Set exercise: Give the listing again character for character, but drop the images.

Excerpted records:
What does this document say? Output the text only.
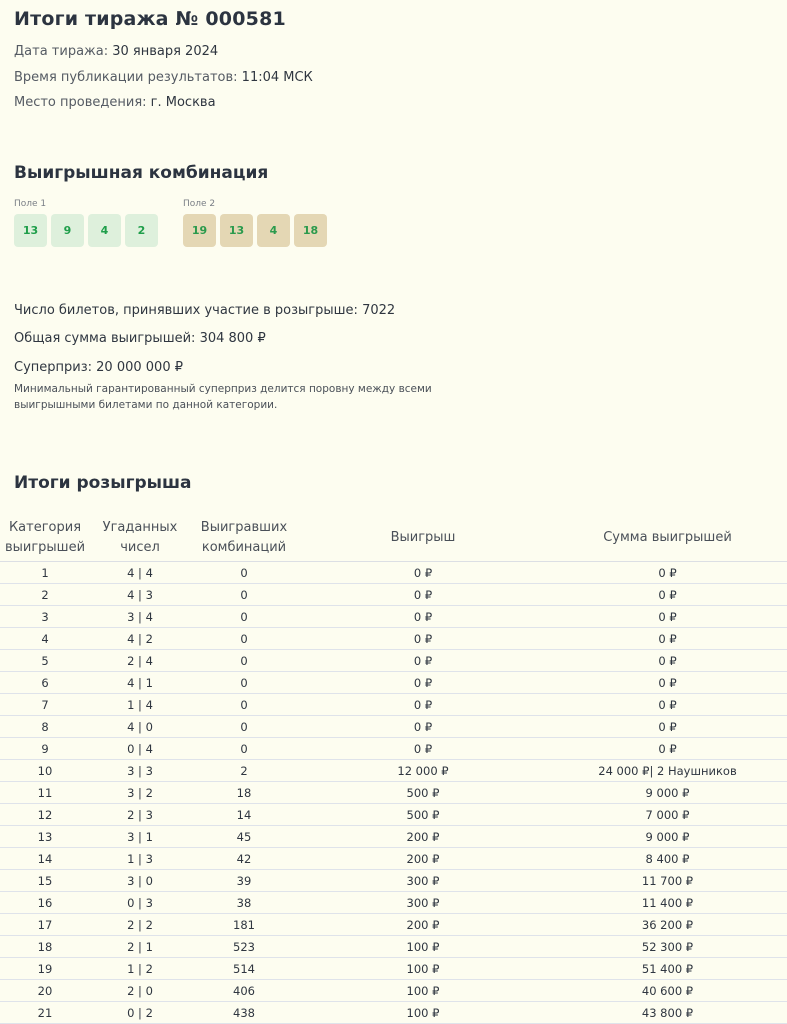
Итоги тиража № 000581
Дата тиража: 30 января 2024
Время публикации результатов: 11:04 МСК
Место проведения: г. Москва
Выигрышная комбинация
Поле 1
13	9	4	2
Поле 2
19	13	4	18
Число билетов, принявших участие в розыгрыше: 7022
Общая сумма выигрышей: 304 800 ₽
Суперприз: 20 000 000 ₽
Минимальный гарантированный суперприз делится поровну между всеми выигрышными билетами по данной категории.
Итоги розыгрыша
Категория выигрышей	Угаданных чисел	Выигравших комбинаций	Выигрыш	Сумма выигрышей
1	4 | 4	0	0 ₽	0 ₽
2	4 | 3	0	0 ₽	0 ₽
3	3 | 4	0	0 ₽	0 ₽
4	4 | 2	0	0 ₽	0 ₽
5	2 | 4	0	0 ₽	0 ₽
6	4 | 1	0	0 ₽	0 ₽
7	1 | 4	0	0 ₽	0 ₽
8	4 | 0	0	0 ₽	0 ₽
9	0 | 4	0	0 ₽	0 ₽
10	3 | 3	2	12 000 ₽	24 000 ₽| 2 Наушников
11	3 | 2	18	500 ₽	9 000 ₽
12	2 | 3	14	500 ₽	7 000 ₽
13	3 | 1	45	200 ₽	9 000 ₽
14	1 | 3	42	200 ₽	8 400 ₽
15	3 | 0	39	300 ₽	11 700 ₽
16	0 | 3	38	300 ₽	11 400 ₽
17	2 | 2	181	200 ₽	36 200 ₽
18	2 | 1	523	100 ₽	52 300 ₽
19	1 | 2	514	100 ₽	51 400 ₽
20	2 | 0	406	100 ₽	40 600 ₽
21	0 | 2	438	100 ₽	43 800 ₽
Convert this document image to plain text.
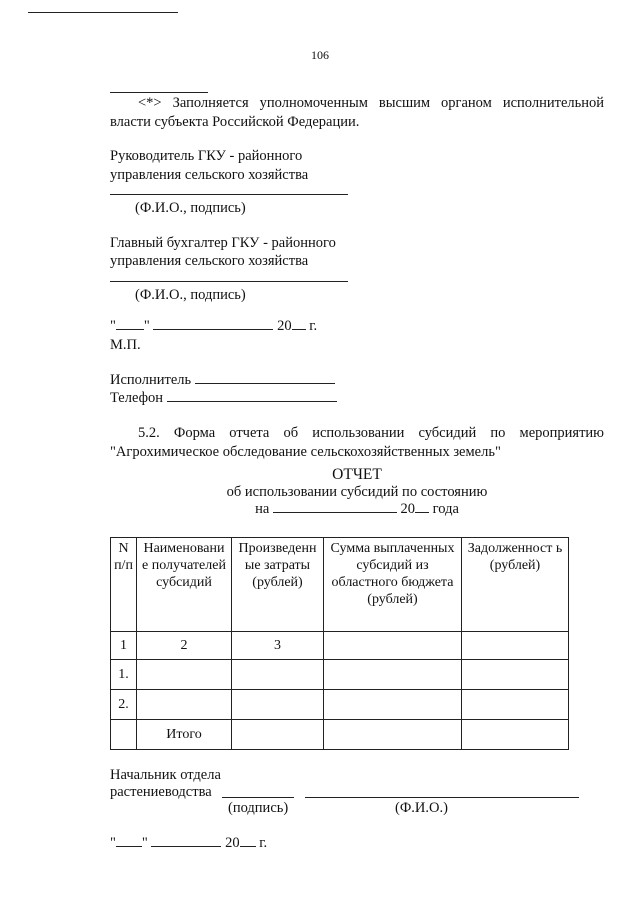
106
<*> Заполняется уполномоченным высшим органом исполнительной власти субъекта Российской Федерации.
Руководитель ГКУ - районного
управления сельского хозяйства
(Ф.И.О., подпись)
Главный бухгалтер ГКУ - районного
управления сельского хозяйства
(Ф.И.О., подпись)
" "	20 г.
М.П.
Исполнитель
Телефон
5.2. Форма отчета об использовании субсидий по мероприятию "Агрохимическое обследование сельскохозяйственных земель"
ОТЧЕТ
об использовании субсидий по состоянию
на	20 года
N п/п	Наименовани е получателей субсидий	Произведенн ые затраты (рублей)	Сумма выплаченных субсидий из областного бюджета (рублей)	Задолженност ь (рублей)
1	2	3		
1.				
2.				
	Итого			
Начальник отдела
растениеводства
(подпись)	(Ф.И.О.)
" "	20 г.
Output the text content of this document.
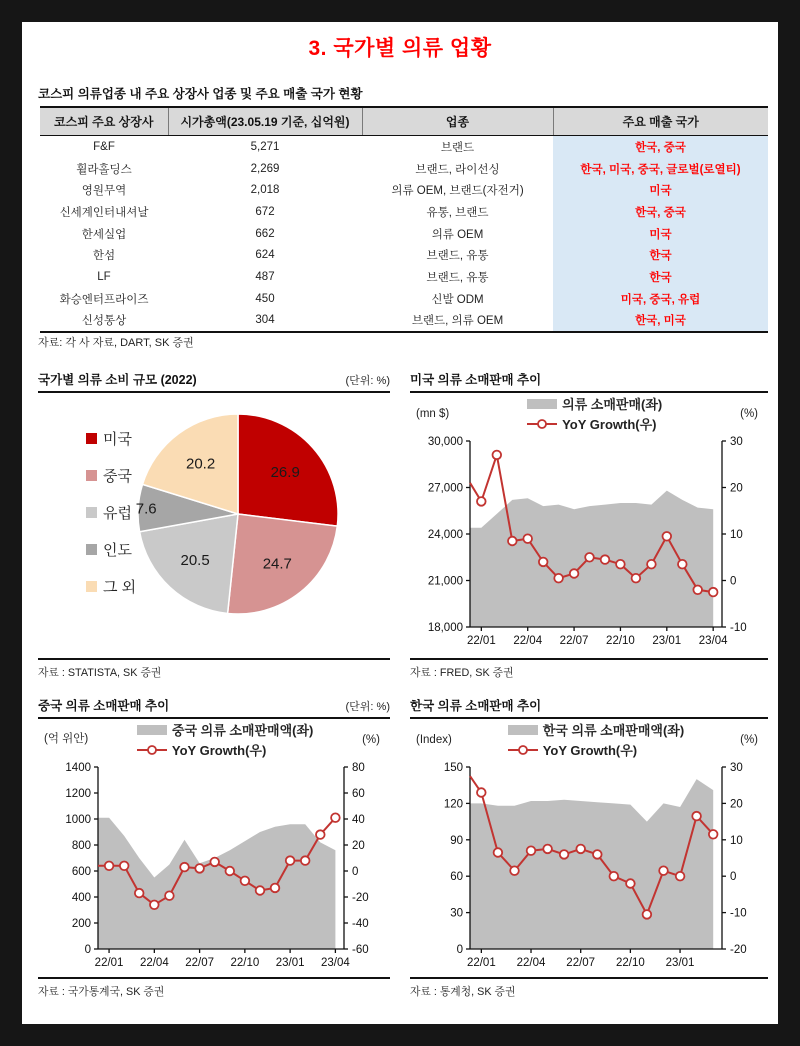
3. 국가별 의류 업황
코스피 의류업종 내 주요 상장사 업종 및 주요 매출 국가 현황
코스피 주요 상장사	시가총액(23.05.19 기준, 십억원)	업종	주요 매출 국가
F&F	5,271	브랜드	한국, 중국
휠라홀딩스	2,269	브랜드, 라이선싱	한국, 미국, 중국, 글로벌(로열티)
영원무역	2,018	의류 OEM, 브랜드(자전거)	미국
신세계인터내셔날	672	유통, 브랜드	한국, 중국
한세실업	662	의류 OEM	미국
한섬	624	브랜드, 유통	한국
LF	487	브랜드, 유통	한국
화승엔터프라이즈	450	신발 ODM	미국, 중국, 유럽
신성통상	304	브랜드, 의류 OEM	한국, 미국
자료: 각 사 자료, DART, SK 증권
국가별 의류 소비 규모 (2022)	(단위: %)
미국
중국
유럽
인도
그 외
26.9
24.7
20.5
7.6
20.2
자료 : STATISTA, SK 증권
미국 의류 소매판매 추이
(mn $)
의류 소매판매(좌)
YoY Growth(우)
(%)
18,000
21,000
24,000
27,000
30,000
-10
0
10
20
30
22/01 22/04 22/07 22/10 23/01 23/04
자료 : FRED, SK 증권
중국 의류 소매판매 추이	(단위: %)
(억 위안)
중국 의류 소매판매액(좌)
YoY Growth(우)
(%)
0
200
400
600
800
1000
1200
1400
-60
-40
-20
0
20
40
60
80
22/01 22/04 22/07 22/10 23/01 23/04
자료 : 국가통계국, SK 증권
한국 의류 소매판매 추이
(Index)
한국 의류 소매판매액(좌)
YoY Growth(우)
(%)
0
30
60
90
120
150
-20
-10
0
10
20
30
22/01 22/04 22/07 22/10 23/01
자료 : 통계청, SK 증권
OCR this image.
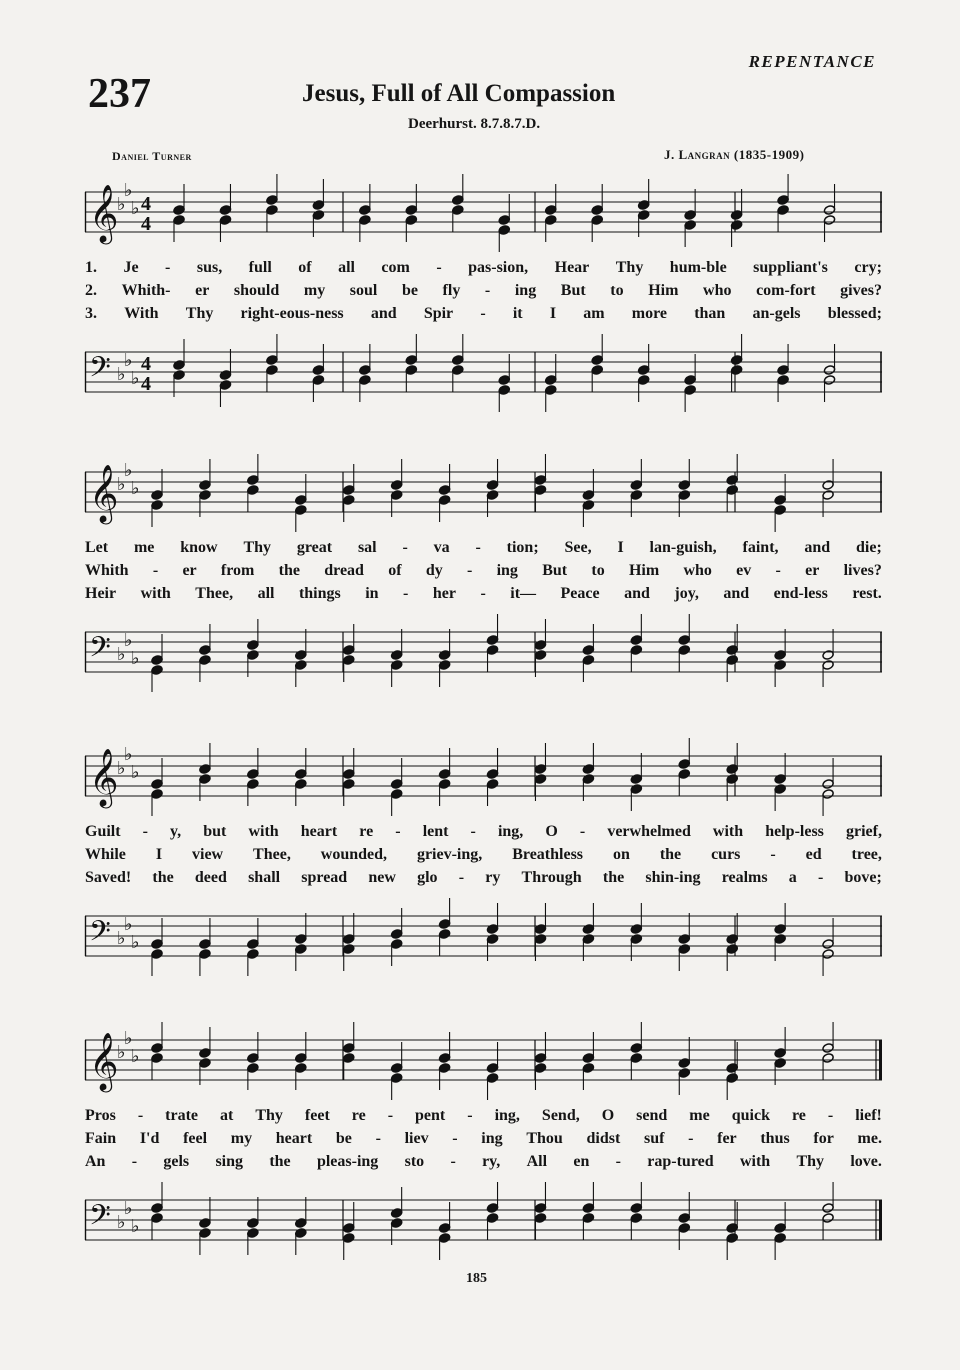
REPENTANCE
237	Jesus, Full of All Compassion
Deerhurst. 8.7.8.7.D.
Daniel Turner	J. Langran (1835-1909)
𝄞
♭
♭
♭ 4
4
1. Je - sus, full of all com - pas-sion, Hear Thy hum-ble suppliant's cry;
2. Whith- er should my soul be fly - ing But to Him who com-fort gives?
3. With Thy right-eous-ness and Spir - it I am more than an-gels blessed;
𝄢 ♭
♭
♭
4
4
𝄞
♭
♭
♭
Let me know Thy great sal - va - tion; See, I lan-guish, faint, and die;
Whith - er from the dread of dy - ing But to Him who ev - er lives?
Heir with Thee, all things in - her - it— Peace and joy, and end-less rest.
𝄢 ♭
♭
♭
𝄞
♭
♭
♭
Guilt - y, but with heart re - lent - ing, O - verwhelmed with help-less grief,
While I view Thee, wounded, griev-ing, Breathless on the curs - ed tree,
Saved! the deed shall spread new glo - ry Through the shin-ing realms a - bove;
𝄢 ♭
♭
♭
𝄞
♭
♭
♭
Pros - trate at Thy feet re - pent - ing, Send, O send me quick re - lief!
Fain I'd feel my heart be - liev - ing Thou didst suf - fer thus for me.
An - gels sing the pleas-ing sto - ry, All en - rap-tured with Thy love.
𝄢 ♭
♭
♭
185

Output of the exercise:
What does this document say? Output the text only.
Итоги тиража № 000581
Дата тиража: 30 января 2024
Время публикации результатов: 11:04 МСК
Место проведения: г. Москва
Выигрышная комбинация
Поле 1
13	9	4	2
Поле 2
19	13	4	18
Число билетов, принявших участие в розыгрыше: 7022
Общая сумма выигрышей: 304 800 ₽
Суперприз: 20 000 000 ₽
Минимальный гарантированный суперприз делится поровну между всеми выигрышными билетами по данной категории.
Итоги розыгрыша
Категория выигрышей	Угаданных чисел	Выигравших комбинаций	Выигрыш	Сумма выигрышей
1	4 | 4	0	0 ₽	0 ₽
2	4 | 3	0	0 ₽	0 ₽
3	3 | 4	0	0 ₽	0 ₽
4	4 | 2	0	0 ₽	0 ₽
5	2 | 4	0	0 ₽	0 ₽
6	4 | 1	0	0 ₽	0 ₽
7	1 | 4	0	0 ₽	0 ₽
8	4 | 0	0	0 ₽	0 ₽
9	0 | 4	0	0 ₽	0 ₽
10	3 | 3	2	12 000 ₽	24 000 ₽| 2 Наушников
11	3 | 2	18	500 ₽	9 000 ₽
12	2 | 3	14	500 ₽	7 000 ₽
13	3 | 1	45	200 ₽	9 000 ₽
14	1 | 3	42	200 ₽	8 400 ₽
15	3 | 0	39	300 ₽	11 700 ₽
16	0 | 3	38	300 ₽	11 400 ₽
17	2 | 2	181	200 ₽	36 200 ₽
18	2 | 1	523	100 ₽	52 300 ₽
19	1 | 2	514	100 ₽	51 400 ₽
20	2 | 0	406	100 ₽	40 600 ₽
21	0 | 2	438	100 ₽	43 800 ₽
Convert this document image to plain text.
106
<*> Заполняется уполномоченным высшим органом исполнительной власти субъекта Российской Федерации.
Руководитель ГКУ - районного
управления сельского хозяйства
(Ф.И.О., подпись)
Главный бухгалтер ГКУ - районного
управления сельского хозяйства
(Ф.И.О., подпись)
" "	20 г.
М.П.
Исполнитель
Телефон
5.2. Форма отчета об использовании субсидий по мероприятию "Агрохимическое обследование сельскохозяйственных земель"
ОТЧЕТ
об использовании субсидий по состоянию
на	20 года
N п/п	Наименовани е получателей субсидий	Произведенн ые затраты (рублей)	Сумма выплаченных субсидий из областного бюджета (рублей)	Задолженност ь (рублей)
1	2	3		
1.				
2.				
	Итого			
Начальник отдела
растениеводства
(подпись)	(Ф.И.О.)
" "	20 г.
Output the text content of this document.
3. 국가별 의류 업황
코스피 의류업종 내 주요 상장사 업종 및 주요 매출 국가 현황
코스피 주요 상장사	시가총액(23.05.19 기준, 십억원)	업종	주요 매출 국가
F&F	5,271	브랜드	한국, 중국
휠라홀딩스	2,269	브랜드, 라이선싱	한국, 미국, 중국, 글로벌(로열티)
영원무역	2,018	의류 OEM, 브랜드(자전거)	미국
신세계인터내셔날	672	유통, 브랜드	한국, 중국
한세실업	662	의류 OEM	미국
한섬	624	브랜드, 유통	한국
LF	487	브랜드, 유통	한국
화승엔터프라이즈	450	신발 ODM	미국, 중국, 유럽
신성통상	304	브랜드, 의류 OEM	한국, 미국
자료: 각 사 자료, DART, SK 증권
국가별 의류 소비 규모 (2022)	(단위: %)
미국
중국
유럽
인도
그 외
26.9
24.7
20.5
7.6
20.2
자료 : STATISTA, SK 증권
미국 의류 소매판매 추이
(mn $)
의류 소매판매(좌)
YoY Growth(우)
(%)
18,000
21,000
24,000
27,000
30,000
-10
0
10
20
30
22/01 22/04 22/07 22/10 23/01 23/04
자료 : FRED, SK 증권
중국 의류 소매판매 추이	(단위: %)
(억 위안)
중국 의류 소매판매액(좌)
YoY Growth(우)
(%)
0
200
400
600
800
1000
1200
1400
-60
-40
-20
0
20
40
60
80
22/01 22/04 22/07 22/10 23/01 23/04
자료 : 국가통계국, SK 증권
한국 의류 소매판매 추이
(Index)
한국 의류 소매판매액(좌)
YoY Growth(우)
(%)
0
30
60
90
120
150
-20
-10
0
10
20
30
22/01 22/04 22/07 22/10 23/01
자료 : 통계청, SK 증권
OCR this image.
REPENTANCE
237	Jesus, Full of All Compassion
Deerhurst. 8.7.8.7.D.
Daniel Turner	J. Langran (1835-1909)
𝄞
♭
♭
♭ 4
4
1. Je - sus, full of all com - pas-sion, Hear Thy hum-ble suppliant's cry;
2. Whith- er should my soul be fly - ing But to Him who com-fort gives?
3. With Thy right-eous-ness and Spir - it I am more than an-gels blessed;
𝄢 ♭
♭
♭
4
4
𝄞
♭
♭
♭
Let me know Thy great sal - va - tion; See, I lan-guish, faint, and die;
Whith - er from the dread of dy - ing But to Him who ev - er lives?
Heir with Thee, all things in - her - it— Peace and joy, and end-less rest.
𝄢 ♭
♭
♭
𝄞
♭
♭
♭
Guilt - y, but with heart re - lent - ing, O - verwhelmed with help-less grief,
While I view Thee, wounded, griev-ing, Breathless on the curs - ed tree,
Saved! the deed shall spread new glo - ry Through the shin-ing realms a - bove;
𝄢 ♭
♭
♭
𝄞
♭
♭
♭
Pros - trate at Thy feet re - pent - ing, Send, O send me quick re - lief!
Fain I'd feel my heart be - liev - ing Thou didst suf - fer thus for me.
An - gels sing the pleas-ing sto - ry, All en - rap-tured with Thy love.
𝄢 ♭
♭
♭
185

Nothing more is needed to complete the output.